RECORDS TO PROCESS:
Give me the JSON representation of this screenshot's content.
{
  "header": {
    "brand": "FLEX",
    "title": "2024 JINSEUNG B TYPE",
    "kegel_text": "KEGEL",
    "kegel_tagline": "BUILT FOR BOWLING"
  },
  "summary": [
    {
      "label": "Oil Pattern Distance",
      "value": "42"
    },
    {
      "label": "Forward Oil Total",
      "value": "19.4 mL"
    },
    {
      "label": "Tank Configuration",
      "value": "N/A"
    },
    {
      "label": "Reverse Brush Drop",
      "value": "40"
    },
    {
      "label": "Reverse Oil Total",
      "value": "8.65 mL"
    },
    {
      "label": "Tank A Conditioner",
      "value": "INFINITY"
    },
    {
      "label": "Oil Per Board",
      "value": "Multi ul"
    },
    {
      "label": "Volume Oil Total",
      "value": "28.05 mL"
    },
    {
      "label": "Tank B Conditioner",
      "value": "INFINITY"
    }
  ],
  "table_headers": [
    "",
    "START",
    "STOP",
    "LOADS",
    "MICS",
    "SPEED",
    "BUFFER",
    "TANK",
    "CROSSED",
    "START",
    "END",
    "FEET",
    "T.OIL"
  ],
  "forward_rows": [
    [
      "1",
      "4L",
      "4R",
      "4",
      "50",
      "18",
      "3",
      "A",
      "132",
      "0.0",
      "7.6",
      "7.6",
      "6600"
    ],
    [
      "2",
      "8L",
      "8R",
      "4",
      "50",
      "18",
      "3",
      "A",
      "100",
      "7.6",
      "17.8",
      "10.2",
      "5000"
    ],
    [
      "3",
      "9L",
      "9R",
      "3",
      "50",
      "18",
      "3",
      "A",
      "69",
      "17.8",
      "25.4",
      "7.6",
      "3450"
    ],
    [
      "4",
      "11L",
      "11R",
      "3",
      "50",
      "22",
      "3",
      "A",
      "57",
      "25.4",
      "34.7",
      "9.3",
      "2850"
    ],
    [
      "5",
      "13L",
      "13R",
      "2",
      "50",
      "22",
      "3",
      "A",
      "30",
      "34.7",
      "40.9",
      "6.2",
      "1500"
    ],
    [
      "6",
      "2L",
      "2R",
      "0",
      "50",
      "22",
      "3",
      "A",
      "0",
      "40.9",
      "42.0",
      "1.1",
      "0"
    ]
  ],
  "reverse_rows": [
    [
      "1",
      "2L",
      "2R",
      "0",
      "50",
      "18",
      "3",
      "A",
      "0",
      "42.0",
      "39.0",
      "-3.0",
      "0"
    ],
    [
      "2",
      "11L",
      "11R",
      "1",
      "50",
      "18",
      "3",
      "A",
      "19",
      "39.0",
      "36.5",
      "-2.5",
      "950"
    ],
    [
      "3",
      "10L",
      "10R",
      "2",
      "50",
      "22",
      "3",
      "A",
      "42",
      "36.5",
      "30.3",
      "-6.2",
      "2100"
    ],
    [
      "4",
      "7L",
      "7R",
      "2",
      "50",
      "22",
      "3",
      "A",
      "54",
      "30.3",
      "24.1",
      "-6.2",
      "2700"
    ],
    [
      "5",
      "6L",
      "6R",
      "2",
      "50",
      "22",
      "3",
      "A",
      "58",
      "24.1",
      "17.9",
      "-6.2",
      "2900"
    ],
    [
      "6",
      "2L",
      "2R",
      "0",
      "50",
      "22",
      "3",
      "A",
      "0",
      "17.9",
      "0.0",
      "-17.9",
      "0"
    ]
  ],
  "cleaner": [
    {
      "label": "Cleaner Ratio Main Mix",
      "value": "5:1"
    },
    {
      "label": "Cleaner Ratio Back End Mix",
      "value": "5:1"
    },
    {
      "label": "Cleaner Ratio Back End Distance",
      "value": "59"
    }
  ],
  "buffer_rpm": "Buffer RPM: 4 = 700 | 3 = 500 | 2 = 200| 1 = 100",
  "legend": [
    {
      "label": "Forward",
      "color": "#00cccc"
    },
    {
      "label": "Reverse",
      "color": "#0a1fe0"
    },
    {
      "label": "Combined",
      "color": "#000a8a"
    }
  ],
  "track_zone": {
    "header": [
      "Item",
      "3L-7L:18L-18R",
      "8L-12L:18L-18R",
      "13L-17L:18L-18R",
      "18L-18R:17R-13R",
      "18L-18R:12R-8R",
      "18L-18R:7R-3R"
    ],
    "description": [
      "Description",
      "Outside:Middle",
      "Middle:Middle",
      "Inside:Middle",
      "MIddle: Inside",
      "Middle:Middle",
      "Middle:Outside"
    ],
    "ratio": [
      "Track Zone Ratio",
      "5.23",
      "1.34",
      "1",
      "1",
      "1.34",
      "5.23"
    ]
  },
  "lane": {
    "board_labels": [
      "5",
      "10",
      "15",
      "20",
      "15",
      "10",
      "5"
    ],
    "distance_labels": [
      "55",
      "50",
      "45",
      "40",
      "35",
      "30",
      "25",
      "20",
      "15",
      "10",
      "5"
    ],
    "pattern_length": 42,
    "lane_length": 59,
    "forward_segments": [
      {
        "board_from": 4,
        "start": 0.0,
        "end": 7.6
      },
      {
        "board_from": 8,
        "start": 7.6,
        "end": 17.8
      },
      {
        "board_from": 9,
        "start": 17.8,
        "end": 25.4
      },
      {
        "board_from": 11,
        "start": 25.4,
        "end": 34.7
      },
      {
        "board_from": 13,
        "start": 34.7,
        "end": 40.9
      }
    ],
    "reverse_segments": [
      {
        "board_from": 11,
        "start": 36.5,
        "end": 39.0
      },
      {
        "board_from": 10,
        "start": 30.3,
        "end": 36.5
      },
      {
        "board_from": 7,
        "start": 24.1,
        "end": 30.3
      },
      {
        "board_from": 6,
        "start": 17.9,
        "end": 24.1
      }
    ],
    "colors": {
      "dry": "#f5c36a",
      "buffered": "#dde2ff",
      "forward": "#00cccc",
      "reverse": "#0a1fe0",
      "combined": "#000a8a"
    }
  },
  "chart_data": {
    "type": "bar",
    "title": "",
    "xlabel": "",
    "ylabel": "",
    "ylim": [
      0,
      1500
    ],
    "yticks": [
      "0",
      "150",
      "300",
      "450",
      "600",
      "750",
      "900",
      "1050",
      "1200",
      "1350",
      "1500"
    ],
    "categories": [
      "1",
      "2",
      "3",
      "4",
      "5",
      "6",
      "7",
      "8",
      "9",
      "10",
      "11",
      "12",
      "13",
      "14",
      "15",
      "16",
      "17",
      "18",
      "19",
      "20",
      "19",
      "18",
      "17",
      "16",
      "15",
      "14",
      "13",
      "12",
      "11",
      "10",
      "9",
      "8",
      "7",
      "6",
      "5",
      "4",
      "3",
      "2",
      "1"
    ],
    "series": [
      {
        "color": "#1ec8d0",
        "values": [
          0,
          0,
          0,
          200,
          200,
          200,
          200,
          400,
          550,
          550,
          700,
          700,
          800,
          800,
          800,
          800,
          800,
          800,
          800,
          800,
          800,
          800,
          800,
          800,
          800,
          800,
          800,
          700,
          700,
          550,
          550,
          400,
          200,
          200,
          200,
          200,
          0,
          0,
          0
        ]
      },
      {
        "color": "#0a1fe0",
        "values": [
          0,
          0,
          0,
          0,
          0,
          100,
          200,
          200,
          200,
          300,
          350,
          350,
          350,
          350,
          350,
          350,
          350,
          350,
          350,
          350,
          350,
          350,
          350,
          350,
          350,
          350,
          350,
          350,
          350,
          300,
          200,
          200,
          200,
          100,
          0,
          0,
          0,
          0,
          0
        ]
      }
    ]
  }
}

WHAT THE TASK ASKS:
Gather from the entries above all lines that include the string "Total".

TASK RESPONSE:
      "label": "Forward Oil Total",
      "label": "Reverse Oil Total",
      "label": "Volume Oil Total",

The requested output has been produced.